§ Given exercise
Which lines below hold the word "návrhu"? Copy all of them.

(Dataset entries)
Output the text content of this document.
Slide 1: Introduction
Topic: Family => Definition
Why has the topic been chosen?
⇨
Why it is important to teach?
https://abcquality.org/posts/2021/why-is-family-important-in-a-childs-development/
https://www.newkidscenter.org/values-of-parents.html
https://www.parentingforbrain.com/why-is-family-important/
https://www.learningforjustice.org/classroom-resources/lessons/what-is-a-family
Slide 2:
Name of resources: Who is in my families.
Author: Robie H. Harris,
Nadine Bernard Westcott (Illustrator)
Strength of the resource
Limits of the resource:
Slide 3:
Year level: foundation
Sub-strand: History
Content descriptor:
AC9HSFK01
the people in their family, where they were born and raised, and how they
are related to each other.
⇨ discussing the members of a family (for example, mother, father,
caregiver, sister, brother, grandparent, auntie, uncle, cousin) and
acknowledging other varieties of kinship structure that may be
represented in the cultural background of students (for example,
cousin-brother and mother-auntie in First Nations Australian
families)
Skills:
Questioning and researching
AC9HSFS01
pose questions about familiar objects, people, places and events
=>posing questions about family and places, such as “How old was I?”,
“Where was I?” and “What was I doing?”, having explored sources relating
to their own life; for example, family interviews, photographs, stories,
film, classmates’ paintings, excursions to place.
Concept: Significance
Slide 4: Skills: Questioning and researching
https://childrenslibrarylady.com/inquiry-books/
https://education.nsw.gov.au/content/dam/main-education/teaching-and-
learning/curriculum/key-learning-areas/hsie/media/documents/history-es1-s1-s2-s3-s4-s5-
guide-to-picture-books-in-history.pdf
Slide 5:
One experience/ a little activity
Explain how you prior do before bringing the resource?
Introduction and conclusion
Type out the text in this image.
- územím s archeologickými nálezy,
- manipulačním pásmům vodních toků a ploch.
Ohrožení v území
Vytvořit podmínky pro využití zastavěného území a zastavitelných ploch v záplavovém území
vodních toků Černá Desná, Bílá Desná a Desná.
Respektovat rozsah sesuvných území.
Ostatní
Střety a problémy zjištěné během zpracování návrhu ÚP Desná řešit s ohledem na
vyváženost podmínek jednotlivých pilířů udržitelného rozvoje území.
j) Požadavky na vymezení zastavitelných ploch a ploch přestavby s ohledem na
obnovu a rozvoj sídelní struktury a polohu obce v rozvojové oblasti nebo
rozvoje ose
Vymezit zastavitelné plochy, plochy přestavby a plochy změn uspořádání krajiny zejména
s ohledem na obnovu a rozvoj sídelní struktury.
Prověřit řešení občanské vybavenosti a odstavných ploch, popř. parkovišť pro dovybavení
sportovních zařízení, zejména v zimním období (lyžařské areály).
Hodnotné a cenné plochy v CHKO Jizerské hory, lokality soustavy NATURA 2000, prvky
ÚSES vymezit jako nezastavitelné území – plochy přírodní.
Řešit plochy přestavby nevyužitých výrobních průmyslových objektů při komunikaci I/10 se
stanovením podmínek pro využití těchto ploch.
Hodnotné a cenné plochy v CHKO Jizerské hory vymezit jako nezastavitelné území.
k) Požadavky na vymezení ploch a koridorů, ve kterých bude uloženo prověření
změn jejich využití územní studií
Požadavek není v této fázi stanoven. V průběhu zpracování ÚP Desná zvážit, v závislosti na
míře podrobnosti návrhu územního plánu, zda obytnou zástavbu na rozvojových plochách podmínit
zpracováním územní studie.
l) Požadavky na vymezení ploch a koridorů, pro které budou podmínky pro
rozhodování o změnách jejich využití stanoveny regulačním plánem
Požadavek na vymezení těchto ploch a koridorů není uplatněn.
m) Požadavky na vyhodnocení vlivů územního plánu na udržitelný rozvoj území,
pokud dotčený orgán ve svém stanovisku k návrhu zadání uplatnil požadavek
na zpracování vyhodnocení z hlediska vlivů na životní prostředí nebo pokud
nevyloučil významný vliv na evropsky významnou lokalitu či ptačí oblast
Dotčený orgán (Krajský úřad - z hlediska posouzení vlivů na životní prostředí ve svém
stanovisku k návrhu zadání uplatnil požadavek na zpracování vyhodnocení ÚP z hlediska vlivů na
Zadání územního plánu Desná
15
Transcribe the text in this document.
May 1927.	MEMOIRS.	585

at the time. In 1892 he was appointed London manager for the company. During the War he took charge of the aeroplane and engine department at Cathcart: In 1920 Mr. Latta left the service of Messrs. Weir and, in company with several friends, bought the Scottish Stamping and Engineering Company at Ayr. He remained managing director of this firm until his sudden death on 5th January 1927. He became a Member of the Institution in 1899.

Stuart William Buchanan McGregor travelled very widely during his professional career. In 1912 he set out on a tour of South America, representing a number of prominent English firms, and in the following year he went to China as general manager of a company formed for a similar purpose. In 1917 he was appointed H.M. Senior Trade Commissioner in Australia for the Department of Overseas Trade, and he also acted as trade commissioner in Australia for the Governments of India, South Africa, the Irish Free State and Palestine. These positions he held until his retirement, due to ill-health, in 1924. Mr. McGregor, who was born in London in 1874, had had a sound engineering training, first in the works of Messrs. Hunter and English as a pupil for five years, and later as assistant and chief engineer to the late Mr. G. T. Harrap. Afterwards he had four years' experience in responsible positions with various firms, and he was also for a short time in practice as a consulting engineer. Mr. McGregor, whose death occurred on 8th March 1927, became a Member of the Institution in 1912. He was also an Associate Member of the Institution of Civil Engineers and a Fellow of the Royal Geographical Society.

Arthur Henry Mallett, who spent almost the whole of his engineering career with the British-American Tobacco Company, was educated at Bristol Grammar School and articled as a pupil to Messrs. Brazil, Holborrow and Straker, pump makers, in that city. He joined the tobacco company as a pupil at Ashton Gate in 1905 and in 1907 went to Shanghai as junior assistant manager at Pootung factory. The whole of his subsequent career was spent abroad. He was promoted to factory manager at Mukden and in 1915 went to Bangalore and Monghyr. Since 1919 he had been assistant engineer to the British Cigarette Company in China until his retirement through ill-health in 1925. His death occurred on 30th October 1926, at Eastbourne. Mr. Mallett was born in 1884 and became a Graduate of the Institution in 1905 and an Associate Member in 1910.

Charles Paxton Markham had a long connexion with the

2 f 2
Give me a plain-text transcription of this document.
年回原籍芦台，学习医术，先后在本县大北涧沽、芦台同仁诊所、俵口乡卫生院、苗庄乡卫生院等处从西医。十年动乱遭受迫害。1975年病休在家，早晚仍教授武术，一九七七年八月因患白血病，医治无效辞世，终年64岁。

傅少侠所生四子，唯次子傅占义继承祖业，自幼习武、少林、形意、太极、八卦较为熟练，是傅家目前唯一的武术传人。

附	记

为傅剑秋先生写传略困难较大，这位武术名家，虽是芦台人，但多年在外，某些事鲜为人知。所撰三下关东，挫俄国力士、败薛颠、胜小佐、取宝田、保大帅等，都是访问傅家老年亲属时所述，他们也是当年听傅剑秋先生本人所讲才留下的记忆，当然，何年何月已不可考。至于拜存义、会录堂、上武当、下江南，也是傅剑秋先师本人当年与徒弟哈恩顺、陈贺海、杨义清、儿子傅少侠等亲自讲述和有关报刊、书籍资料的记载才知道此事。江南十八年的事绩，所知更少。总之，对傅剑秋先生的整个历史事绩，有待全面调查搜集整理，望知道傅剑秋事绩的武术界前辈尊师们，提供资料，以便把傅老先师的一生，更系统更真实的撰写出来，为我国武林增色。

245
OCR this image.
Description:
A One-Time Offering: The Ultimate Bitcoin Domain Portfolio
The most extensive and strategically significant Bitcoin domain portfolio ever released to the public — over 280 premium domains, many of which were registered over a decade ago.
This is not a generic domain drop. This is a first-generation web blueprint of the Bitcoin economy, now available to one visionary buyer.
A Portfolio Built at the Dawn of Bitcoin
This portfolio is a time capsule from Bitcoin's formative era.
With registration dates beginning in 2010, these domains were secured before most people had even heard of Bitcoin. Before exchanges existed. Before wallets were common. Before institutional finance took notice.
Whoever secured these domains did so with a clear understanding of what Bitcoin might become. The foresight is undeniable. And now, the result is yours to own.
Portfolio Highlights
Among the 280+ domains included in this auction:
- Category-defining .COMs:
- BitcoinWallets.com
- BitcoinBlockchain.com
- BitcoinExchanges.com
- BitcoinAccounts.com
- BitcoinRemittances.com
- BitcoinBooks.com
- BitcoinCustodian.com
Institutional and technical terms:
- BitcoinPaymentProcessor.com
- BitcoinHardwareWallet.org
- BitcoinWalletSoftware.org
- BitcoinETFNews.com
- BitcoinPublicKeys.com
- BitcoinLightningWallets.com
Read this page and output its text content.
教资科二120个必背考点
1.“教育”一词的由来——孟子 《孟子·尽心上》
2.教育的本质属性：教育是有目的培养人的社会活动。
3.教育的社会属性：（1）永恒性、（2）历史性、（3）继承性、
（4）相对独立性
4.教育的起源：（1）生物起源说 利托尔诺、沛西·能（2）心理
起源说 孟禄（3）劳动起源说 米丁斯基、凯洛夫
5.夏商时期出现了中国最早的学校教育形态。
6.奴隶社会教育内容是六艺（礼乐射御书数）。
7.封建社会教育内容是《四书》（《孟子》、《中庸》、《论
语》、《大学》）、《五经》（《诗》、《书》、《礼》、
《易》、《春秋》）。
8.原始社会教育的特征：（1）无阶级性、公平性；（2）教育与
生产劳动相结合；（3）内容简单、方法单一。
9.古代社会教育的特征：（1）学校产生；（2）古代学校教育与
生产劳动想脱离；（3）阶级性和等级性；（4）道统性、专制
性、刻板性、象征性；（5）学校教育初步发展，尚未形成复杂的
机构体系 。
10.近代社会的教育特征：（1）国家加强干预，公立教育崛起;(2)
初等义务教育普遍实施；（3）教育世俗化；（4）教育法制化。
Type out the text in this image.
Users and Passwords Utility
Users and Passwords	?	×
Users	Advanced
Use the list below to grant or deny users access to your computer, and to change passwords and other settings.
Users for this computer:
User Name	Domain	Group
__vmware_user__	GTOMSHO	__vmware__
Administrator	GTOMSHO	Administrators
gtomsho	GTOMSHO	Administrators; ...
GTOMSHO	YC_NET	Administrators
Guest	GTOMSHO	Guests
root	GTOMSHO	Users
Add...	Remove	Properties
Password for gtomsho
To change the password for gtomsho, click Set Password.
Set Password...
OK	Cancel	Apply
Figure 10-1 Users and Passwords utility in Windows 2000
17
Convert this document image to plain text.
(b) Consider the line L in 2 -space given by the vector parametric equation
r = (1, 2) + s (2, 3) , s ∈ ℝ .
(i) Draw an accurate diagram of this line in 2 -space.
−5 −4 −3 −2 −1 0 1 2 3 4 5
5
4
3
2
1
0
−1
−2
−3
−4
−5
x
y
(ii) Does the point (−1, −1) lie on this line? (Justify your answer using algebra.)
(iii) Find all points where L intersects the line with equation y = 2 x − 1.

§ Solution
Střety a problémy zjištěné během zpracování návrhu ÚP Desná řešit s ohledem na
míře podrobnosti návrhu územního plánu, zda obytnou zástavbu na rozvojových plochách podmínit
pokud dotčený orgán ve svém stanovisku k návrhu zadání uplatnil požadavek
stanovisku k návrhu zadání uplatnil požadavek na zpracování vyhodnocení ÚP z hlediska vlivů na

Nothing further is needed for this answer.